** Goal **
Write out the entries below once more, exactly, with the pictures left out.

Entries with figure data
START

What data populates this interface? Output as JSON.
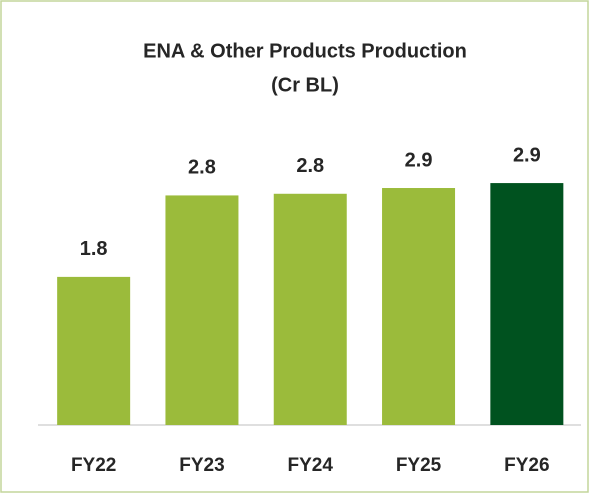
{
  "chart_data": {
    "type": "bar",
    "title": "ENA & Other Products Production",
    "subtitle": "(Cr BL)",
    "categories": [
      "FY22",
      "FY23",
      "FY24",
      "FY25",
      "FY26"
    ],
    "values": [
      1.8,
      2.79,
      2.81,
      2.88,
      2.94
    ],
    "value_labels": [
      "1.8",
      "2.8",
      "2.8",
      "2.9",
      "2.9"
    ],
    "colors": [
      "#9bbb3b",
      "#9bbb3b",
      "#9bbb3b",
      "#9bbb3b",
      "#00521f"
    ],
    "ylim": [
      0,
      3.5
    ]
  }
}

END

** Exercise solution **
What data populates this interface? Output as JSON.
{
  "chart_data": {
    "type": "bar",
    "title": "ENA & Other Products Production",
    "subtitle": "(Cr BL)",
    "categories": [
      "FY22",
      "FY23",
      "FY24",
      "FY25",
      "FY26"
    ],
    "values": [
      1.8,
      2.79,
      2.81,
      2.88,
      2.94
    ],
    "value_labels": [
      "1.8",
      "2.8",
      "2.8",
      "2.9",
      "2.9"
    ],
    "colors": [
      "#9bbb3b",
      "#9bbb3b",
      "#9bbb3b",
      "#9bbb3b",
      "#00521f"
    ],
    "ylim": [
      0,
      3.5
    ]
  }
}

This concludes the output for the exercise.